--- start of MATERIAL SUPPLIED ---

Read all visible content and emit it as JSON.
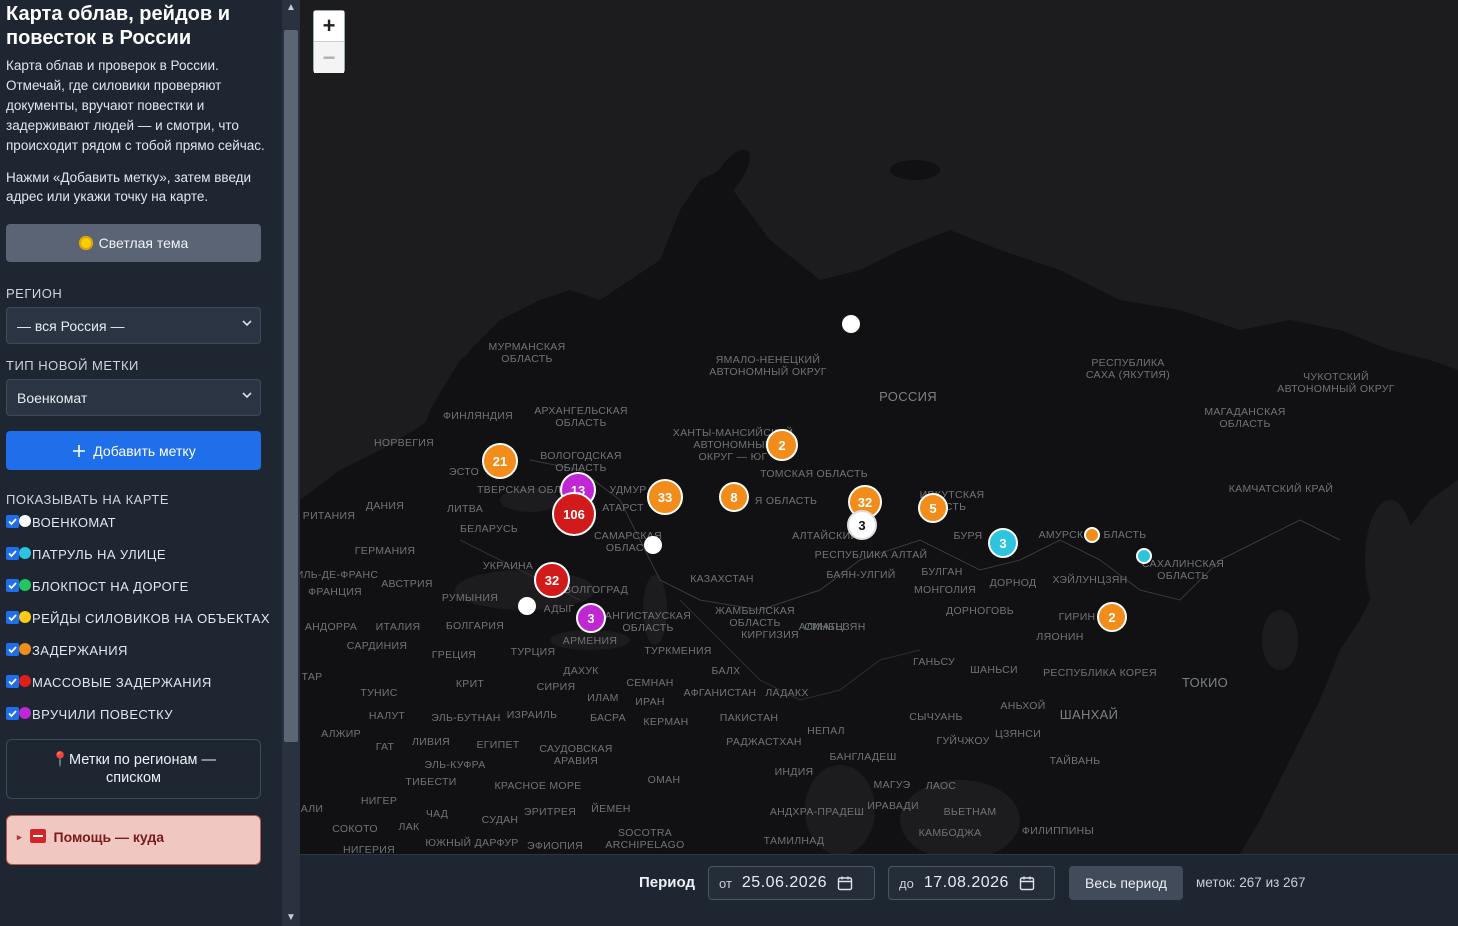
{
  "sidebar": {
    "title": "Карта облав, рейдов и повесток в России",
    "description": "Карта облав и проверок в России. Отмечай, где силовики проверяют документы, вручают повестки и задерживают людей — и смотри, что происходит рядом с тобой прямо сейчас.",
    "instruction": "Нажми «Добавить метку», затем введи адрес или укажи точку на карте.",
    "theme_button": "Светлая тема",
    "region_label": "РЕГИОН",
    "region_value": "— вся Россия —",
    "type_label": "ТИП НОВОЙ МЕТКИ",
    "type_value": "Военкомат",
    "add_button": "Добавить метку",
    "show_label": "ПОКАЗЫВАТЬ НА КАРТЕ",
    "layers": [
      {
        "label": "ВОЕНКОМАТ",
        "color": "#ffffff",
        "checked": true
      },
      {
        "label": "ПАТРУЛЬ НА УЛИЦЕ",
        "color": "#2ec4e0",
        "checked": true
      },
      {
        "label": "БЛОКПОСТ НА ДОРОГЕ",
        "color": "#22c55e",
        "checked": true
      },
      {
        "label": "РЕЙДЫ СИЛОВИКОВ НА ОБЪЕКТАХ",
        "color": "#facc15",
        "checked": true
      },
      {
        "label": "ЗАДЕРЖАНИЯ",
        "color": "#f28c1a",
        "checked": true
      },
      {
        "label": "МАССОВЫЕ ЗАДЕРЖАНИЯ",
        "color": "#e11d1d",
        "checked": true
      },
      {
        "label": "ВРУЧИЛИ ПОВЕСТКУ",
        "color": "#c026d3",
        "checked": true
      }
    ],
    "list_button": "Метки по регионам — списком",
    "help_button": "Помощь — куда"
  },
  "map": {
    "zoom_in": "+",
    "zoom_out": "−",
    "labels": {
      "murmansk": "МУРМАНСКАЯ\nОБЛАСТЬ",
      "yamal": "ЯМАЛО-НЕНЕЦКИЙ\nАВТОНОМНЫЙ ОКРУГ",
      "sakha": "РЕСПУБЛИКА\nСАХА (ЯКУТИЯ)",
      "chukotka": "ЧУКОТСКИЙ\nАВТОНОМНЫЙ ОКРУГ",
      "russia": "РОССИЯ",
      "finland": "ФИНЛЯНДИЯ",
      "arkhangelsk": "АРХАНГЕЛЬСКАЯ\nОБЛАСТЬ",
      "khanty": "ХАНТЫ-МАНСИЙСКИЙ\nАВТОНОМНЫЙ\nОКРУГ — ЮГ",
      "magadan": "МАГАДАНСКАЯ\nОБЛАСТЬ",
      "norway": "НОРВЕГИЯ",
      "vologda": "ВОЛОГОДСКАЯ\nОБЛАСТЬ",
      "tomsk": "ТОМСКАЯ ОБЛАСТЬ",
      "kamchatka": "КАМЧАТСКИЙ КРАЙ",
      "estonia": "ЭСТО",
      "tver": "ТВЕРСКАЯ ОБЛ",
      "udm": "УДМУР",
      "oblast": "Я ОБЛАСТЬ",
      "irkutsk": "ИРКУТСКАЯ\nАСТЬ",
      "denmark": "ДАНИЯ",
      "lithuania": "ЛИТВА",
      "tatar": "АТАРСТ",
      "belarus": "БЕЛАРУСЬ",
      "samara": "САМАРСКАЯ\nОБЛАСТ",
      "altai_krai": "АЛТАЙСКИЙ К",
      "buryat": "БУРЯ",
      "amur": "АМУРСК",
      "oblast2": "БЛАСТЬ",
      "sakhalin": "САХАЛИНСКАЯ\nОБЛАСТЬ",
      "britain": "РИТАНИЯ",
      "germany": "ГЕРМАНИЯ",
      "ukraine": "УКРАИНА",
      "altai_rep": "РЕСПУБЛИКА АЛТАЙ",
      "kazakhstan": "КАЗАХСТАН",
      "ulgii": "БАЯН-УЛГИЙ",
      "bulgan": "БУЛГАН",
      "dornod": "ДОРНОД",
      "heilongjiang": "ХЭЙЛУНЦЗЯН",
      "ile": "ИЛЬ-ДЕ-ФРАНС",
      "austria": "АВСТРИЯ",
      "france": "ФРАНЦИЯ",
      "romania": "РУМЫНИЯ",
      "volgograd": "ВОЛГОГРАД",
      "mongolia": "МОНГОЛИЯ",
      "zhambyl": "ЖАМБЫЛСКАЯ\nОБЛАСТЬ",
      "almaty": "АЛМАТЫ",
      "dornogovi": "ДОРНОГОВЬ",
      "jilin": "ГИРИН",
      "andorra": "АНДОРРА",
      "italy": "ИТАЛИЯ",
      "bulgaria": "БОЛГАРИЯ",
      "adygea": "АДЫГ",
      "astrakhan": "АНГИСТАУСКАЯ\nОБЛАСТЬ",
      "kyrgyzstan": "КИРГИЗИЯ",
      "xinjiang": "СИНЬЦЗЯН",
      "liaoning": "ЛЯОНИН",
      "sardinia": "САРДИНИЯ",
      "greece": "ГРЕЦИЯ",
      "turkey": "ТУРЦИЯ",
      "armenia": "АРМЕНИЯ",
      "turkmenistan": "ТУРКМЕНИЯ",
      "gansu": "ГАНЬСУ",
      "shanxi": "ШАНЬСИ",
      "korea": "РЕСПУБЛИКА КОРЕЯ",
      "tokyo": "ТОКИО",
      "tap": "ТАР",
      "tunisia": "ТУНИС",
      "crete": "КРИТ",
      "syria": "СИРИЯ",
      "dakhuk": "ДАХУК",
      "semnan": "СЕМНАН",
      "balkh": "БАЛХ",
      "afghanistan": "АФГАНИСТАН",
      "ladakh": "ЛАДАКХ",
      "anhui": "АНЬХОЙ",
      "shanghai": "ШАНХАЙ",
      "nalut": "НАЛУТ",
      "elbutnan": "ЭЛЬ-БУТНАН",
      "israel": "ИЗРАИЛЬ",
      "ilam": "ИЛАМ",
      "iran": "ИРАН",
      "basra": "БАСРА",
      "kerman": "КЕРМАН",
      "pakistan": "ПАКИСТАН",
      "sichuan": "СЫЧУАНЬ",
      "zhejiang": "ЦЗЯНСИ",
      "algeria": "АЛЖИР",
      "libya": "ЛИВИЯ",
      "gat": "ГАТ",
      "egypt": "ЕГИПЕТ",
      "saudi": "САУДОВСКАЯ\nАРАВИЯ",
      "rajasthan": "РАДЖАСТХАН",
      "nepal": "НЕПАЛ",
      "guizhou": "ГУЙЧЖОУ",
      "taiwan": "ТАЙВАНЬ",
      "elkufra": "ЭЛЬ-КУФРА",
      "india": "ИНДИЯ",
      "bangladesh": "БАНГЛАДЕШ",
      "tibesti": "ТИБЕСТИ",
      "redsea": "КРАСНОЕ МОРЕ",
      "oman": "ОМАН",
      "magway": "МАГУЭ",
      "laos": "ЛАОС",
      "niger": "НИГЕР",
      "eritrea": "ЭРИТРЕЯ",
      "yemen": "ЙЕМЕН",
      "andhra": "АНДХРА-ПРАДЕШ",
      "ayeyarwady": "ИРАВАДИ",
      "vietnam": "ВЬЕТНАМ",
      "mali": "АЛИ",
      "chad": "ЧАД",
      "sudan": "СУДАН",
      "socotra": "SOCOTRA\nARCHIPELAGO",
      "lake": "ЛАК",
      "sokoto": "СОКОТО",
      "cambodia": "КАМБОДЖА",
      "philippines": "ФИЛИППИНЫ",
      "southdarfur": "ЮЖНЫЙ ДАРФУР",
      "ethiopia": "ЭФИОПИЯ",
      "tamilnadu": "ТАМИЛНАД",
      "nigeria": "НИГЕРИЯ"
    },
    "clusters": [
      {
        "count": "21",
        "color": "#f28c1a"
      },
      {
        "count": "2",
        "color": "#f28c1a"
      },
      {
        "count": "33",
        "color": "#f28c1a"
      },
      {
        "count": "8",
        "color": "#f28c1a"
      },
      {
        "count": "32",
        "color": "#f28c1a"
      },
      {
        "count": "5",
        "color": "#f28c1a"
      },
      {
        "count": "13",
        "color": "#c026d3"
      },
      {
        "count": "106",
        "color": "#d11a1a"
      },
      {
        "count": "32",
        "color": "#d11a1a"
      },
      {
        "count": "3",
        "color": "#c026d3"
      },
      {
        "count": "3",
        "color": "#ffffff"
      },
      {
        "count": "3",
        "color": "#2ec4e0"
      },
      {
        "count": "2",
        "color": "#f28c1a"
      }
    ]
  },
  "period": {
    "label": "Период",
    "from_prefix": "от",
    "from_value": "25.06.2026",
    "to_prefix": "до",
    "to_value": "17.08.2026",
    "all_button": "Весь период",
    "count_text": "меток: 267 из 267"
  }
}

--- end of MATERIAL SUPPLIED ---
--- start of MATERIAL SUPPLIED ---

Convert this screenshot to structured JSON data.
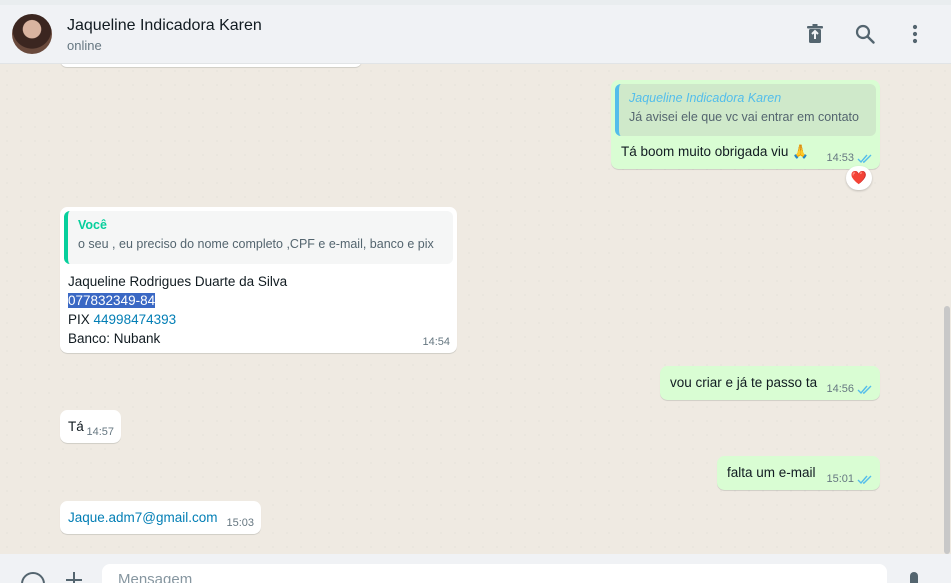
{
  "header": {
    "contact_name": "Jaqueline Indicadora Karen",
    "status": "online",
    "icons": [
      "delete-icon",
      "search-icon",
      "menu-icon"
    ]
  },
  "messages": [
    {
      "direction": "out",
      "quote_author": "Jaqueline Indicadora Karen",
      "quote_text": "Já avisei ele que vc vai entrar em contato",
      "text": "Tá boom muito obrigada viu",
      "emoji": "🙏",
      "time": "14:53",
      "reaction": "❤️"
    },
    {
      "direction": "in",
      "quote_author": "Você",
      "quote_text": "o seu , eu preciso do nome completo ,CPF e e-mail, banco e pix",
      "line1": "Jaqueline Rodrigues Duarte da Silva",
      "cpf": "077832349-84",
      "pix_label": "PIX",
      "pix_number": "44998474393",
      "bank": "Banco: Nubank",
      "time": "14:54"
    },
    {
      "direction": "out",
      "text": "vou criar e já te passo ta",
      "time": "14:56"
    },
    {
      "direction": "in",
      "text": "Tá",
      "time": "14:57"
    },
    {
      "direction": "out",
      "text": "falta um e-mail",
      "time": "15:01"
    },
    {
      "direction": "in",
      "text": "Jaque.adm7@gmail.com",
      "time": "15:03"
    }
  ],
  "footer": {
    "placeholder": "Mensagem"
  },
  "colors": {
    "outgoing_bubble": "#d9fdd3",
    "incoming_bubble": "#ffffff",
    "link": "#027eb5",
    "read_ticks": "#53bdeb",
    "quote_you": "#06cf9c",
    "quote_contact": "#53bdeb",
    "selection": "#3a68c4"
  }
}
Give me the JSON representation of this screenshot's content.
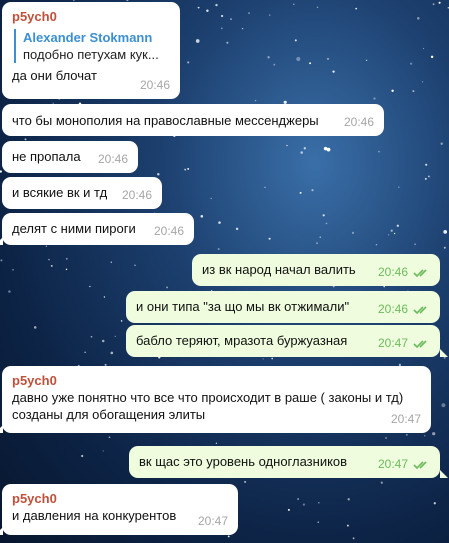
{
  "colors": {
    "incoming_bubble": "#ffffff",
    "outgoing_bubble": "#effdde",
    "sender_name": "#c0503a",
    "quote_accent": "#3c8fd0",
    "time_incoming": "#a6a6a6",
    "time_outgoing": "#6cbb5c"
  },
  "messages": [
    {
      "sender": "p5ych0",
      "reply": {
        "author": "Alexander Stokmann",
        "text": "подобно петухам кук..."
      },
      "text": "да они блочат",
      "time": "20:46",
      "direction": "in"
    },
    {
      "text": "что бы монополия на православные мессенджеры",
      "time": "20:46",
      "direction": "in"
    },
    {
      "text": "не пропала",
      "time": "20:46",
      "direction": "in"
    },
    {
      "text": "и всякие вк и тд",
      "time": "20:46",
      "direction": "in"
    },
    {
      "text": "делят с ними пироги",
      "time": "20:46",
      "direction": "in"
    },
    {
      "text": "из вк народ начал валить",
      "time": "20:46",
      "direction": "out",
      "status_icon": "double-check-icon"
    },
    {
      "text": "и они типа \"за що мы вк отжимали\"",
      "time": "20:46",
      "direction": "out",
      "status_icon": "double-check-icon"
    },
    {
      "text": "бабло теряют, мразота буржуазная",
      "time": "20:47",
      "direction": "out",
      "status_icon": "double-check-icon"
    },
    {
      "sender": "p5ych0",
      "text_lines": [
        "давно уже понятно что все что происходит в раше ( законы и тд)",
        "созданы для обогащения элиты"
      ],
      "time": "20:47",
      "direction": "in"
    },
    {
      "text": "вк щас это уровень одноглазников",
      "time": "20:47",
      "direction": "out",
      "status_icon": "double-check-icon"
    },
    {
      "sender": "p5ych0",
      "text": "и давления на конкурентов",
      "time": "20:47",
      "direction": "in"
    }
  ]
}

--- end of MATERIAL SUPPLIED ---
--- start of MATERIAL SUPPLIED ---

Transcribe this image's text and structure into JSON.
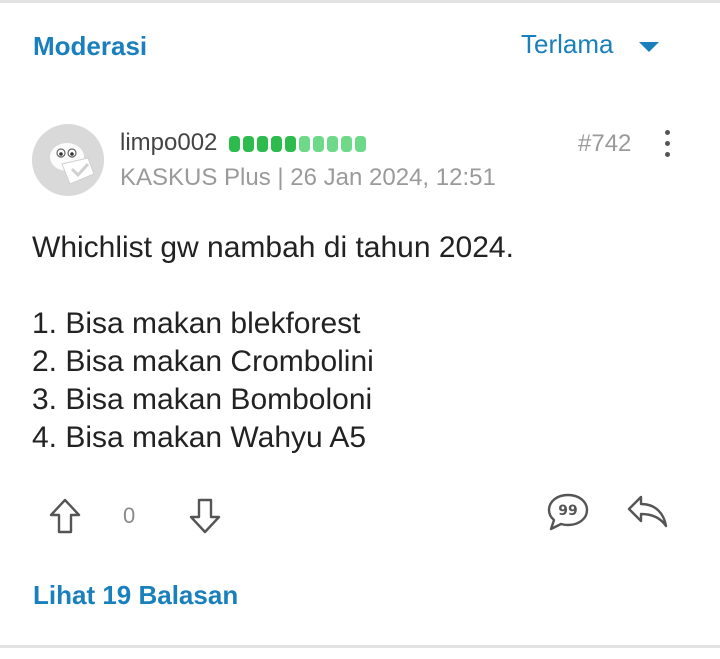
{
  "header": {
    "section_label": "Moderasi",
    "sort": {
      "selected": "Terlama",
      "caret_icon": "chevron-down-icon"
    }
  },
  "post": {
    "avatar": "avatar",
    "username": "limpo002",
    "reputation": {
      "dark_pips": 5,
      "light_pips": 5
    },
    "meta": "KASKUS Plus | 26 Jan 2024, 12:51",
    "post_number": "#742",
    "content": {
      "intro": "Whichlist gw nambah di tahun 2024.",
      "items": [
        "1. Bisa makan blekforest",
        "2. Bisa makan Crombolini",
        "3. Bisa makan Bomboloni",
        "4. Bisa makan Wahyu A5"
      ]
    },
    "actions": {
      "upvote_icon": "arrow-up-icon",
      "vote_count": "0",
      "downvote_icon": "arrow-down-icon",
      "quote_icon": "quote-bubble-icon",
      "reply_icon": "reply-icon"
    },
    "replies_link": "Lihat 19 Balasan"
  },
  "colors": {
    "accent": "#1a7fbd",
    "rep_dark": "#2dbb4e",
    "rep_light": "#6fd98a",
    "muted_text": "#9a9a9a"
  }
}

--- end of MATERIAL SUPPLIED ---

### DESCRIPTION OF THE TASK
Check each line above for the word "Karen" and copy the ones that have it.

### FINAL RESULT
    "contact_name": "Jaqueline Indicadora Karen",
      "quote_author": "Jaqueline Indicadora Karen",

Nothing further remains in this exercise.